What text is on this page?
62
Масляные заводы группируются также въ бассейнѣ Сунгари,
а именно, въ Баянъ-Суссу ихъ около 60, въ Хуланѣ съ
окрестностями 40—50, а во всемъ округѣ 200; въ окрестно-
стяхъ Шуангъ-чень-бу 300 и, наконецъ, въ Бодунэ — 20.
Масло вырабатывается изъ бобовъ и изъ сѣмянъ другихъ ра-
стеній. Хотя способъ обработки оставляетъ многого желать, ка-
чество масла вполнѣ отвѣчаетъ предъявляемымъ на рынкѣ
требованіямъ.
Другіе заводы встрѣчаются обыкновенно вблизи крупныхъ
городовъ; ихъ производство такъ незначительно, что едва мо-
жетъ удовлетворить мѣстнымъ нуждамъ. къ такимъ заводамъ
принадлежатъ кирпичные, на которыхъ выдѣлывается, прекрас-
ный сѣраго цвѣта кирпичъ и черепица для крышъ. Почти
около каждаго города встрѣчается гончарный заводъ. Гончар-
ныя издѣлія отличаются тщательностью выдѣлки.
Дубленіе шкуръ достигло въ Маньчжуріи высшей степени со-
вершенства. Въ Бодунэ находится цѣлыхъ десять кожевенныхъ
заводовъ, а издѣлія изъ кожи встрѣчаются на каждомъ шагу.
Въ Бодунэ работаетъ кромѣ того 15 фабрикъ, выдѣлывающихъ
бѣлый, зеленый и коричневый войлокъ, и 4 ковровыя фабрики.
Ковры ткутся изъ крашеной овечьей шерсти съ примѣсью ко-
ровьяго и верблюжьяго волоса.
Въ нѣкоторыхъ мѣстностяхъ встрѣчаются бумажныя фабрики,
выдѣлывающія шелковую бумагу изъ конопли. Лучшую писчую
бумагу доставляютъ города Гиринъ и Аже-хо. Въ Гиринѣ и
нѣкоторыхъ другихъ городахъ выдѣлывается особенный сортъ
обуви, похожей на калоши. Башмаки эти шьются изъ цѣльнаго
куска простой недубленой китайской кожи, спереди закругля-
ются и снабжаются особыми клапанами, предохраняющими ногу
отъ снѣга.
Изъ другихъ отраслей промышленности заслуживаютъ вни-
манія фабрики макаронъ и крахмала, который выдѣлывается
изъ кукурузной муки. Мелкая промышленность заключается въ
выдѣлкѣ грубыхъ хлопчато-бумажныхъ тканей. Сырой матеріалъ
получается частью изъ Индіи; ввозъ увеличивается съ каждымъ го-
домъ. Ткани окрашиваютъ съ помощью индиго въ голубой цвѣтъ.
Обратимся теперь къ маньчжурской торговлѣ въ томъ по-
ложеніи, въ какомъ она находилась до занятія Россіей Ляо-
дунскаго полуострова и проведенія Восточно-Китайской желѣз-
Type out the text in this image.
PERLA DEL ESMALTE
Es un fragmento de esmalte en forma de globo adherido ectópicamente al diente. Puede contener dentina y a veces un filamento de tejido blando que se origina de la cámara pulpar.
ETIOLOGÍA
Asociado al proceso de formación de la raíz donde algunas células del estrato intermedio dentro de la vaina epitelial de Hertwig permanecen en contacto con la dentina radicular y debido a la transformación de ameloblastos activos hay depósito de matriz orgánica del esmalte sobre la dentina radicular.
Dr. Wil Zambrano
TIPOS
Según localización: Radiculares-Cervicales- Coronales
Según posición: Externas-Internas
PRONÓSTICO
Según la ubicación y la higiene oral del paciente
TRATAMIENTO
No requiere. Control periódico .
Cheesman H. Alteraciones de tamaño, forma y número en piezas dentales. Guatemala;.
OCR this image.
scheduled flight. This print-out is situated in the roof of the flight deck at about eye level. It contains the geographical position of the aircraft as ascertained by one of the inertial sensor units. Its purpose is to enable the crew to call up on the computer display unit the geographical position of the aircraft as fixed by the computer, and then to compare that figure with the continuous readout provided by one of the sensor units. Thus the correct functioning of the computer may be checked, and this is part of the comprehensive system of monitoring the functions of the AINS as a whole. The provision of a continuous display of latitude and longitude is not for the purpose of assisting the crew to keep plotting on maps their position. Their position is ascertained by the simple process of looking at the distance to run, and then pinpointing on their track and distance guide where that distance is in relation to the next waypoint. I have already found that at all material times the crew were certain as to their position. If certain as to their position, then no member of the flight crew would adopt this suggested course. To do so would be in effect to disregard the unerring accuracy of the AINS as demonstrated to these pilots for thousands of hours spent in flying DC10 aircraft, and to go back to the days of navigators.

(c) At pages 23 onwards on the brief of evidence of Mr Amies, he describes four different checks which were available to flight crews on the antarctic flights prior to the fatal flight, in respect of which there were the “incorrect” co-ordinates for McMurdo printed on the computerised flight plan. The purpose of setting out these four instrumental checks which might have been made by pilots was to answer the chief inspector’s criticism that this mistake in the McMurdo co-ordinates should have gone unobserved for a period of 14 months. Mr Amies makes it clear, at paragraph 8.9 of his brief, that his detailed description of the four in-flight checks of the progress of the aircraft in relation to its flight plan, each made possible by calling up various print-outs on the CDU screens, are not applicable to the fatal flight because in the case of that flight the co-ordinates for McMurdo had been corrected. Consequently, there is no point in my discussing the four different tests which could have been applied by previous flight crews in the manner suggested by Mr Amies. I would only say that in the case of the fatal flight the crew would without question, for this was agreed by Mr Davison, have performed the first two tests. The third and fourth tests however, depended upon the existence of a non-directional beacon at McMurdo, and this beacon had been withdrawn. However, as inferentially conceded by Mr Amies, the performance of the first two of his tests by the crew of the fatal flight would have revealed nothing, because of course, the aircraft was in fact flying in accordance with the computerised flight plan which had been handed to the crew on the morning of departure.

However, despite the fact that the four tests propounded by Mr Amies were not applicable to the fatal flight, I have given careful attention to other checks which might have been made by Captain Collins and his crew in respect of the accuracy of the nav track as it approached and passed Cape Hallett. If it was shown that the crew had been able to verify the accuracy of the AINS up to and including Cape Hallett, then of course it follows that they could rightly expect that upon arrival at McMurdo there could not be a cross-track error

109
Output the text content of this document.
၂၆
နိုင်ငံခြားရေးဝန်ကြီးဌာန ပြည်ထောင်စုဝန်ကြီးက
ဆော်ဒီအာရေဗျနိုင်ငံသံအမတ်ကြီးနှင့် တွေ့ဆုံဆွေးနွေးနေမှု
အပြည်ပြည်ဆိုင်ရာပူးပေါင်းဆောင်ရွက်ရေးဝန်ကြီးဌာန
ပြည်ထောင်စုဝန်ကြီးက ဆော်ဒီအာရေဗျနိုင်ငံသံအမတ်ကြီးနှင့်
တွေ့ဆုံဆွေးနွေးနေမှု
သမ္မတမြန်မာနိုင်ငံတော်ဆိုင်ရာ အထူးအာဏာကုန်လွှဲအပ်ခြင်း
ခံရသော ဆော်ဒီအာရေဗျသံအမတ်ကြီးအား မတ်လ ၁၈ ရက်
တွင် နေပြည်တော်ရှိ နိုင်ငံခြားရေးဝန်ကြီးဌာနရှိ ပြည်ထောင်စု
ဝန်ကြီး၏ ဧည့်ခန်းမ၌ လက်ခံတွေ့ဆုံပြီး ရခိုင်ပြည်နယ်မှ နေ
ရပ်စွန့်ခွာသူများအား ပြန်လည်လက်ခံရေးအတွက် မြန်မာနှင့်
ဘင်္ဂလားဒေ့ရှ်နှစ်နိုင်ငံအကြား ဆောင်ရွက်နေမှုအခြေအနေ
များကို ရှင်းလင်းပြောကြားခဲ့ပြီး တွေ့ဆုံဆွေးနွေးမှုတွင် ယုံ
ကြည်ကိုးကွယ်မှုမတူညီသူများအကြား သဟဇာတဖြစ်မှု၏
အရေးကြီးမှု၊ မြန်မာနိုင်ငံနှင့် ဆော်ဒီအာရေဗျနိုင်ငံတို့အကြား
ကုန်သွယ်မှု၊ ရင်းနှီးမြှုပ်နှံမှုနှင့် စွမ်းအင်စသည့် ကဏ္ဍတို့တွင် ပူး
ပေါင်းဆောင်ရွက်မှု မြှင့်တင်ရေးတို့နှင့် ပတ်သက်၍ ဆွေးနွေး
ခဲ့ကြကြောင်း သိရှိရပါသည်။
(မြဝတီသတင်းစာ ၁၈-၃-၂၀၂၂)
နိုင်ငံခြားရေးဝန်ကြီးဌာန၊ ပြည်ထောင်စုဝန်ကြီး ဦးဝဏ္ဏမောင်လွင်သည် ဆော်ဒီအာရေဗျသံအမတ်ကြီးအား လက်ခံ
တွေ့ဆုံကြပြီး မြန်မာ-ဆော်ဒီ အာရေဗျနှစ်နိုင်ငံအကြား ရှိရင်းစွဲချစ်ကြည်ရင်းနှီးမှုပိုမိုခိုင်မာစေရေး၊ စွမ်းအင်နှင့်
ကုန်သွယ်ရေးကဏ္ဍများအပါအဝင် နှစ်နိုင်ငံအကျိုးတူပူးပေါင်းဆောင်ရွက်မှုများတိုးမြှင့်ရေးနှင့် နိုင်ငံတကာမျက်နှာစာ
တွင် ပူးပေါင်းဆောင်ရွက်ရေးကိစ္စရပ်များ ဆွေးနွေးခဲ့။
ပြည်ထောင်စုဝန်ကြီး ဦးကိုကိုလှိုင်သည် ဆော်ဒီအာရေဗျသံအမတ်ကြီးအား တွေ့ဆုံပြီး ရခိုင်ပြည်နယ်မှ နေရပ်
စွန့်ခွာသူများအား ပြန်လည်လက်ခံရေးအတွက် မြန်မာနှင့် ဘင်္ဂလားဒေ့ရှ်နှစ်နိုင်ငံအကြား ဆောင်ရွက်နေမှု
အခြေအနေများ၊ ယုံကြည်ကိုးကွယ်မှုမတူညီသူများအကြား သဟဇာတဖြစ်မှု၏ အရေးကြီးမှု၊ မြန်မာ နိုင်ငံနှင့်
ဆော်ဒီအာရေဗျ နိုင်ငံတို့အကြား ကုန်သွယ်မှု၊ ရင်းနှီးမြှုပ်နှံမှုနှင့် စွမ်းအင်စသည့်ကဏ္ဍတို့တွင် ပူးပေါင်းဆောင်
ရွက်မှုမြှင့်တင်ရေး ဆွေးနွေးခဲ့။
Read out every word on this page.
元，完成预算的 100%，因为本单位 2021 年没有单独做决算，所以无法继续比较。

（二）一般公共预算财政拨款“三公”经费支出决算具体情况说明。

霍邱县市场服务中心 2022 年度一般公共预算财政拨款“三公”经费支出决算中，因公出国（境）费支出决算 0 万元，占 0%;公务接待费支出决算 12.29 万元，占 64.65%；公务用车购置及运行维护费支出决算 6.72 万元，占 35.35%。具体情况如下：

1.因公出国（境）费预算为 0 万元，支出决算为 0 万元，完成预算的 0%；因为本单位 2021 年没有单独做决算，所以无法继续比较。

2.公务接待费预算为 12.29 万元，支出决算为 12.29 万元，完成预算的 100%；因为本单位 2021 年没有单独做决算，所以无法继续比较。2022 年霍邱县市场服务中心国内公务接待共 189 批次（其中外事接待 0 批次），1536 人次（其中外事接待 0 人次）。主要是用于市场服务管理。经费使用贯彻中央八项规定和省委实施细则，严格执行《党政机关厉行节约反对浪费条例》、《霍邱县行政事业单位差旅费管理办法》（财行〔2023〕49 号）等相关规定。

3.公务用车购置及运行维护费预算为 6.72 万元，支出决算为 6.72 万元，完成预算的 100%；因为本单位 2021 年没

____________

■ TASK ■
Read the entries above, then pull out the lines that include "年没有单独做决算".

■ FINISHED EXERCISE ■
元，完成预算的 100%，因为本单位 2021 年没有单独做决算，所以无法继续比较。
1.因公出国（境）费预算为 0 万元，支出决算为 0 万元，完成预算的 0%；因为本单位 2021 年没有单独做决算，所以无法继续比较。
2.公务接待费预算为 12.29 万元，支出决算为 12.29 万元，完成预算的 100%；因为本单位 2021 年没有单独做决算，所以无法继续比较。2022 年霍邱县市场服务中心国内公务接待共 189 批次（其中外事接待 0 批次），1536 人次（其中外事接待 0 人次）。主要是用于市场服务管理。经费使用贯彻中央八项规定和省委实施细则，严格执行《党政机关厉行节约反对浪费条例》、《霍邱县行政事业单位差旅费管理办法》（财行〔2023〕49 号）等相关规定。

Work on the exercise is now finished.